__Task requirements__. Can you repeat these rows with every "paragraph-continuation" swapped for "continued-text", keeping everything else unchanged and leaving out the pictures?

__Data excerpts__.

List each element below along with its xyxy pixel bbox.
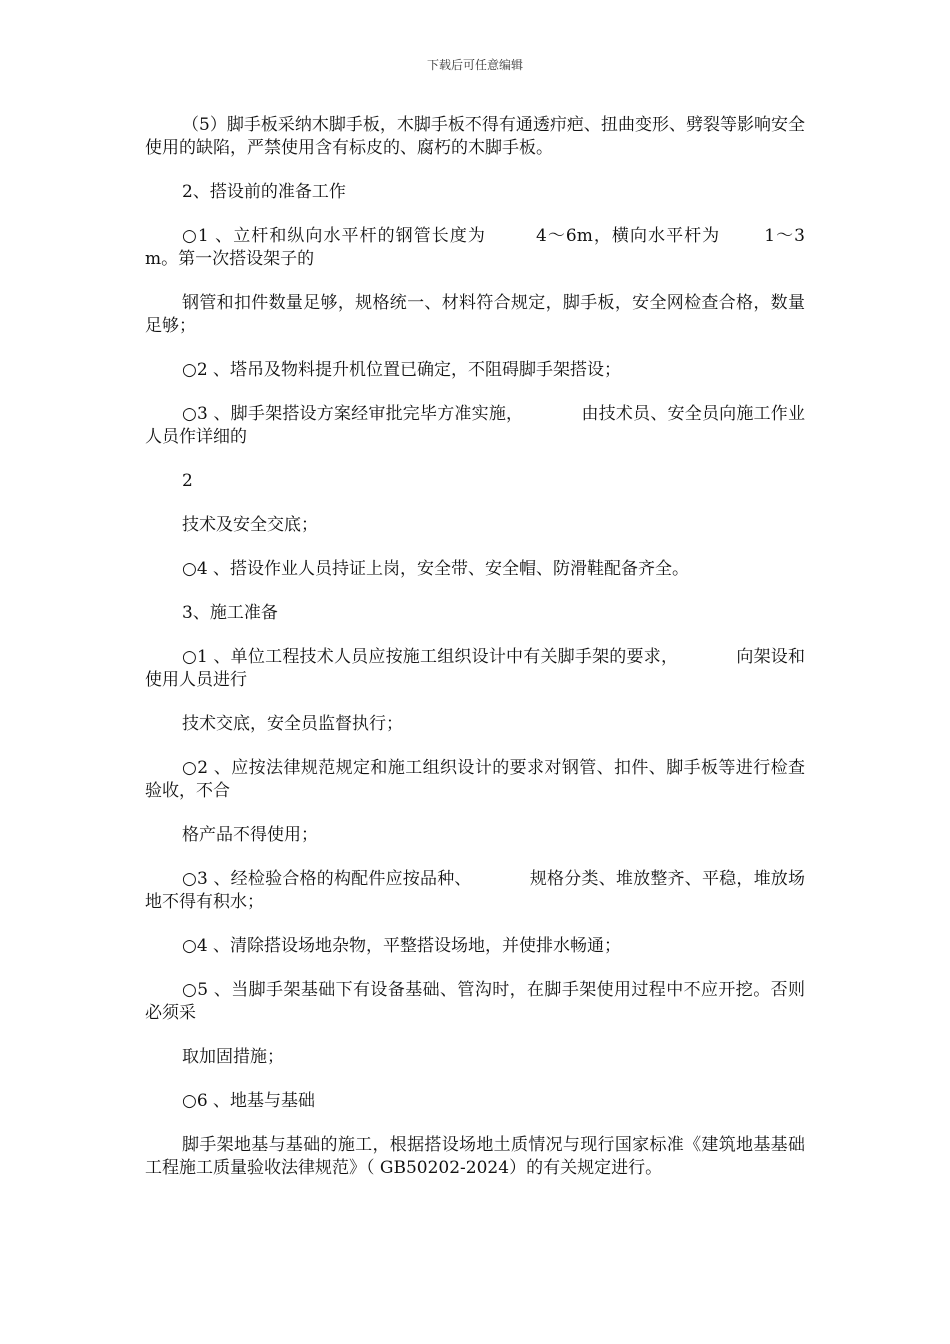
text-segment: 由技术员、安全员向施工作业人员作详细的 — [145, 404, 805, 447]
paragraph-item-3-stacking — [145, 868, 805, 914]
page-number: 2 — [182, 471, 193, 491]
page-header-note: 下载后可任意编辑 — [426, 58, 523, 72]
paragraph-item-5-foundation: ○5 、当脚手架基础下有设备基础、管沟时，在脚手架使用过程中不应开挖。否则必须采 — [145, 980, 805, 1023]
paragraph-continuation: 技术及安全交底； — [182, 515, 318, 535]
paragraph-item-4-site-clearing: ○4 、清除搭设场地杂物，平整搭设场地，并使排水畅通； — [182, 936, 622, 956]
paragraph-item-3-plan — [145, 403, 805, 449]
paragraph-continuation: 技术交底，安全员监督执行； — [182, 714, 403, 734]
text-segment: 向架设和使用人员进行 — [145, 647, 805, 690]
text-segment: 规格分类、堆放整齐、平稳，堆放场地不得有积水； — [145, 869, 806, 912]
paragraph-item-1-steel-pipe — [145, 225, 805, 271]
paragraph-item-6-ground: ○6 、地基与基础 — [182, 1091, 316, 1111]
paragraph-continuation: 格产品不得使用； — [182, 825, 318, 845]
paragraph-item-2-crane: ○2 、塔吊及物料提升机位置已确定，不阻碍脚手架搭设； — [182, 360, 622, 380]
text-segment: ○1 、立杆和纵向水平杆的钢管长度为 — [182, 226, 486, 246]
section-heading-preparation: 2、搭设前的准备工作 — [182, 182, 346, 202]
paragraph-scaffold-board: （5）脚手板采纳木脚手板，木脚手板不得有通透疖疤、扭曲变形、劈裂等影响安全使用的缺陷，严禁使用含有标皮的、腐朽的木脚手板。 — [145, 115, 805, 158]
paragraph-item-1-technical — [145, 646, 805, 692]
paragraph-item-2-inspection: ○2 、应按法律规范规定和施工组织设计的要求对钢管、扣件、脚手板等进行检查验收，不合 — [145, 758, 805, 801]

__The output__.
List each element below along with its xyxy pixel bbox.
text-segment: 由技术员、安全员向施工作业人员作详细的 — [145, 404, 805, 447]
paragraph-item-3-stacking — [145, 868, 805, 914]
page-number: 2 — [182, 471, 193, 491]
page-header-note: 下载后可任意编辑 — [426, 58, 523, 72]
paragraph-item-5-foundation: ○5 、当脚手架基础下有设备基础、管沟时，在脚手架使用过程中不应开挖。否则必须采 — [145, 980, 805, 1023]
continued-text: 技术及安全交底； — [182, 515, 318, 535]
paragraph-item-4-site-clearing: ○4 、清除搭设场地杂物，平整搭设场地，并使排水畅通； — [182, 936, 622, 956]
paragraph-item-3-plan — [145, 403, 805, 449]
continued-text: 技术交底，安全员监督执行； — [182, 714, 403, 734]
text-segment: 向架设和使用人员进行 — [145, 647, 805, 690]
text-segment: 规格分类、堆放整齐、平稳，堆放场地不得有积水； — [145, 869, 806, 912]
paragraph-item-1-steel-pipe — [145, 225, 805, 271]
paragraph-item-6-ground: ○6 、地基与基础 — [182, 1091, 316, 1111]
continued-text: 格产品不得使用； — [182, 825, 318, 845]
paragraph-item-2-crane: ○2 、塔吊及物料提升机位置已确定，不阻碍脚手架搭设； — [182, 360, 622, 380]
text-segment: ○1 、立杆和纵向水平杆的钢管长度为 — [182, 226, 486, 246]
section-heading-preparation: 2、搭设前的准备工作 — [182, 182, 346, 202]
paragraph-scaffold-board: （5）脚手板采纳木脚手板，木脚手板不得有通透疖疤、扭曲变形、劈裂等影响安全使用的缺陷，严禁使用含有标皮的、腐朽的木脚手板。 — [145, 115, 805, 158]
paragraph-item-1-technical — [145, 646, 805, 692]
paragraph-item-2-inspection: ○2 、应按法律规范规定和施工组织设计的要求对钢管、扣件、脚手板等进行检查验收，不合 — [145, 758, 805, 801]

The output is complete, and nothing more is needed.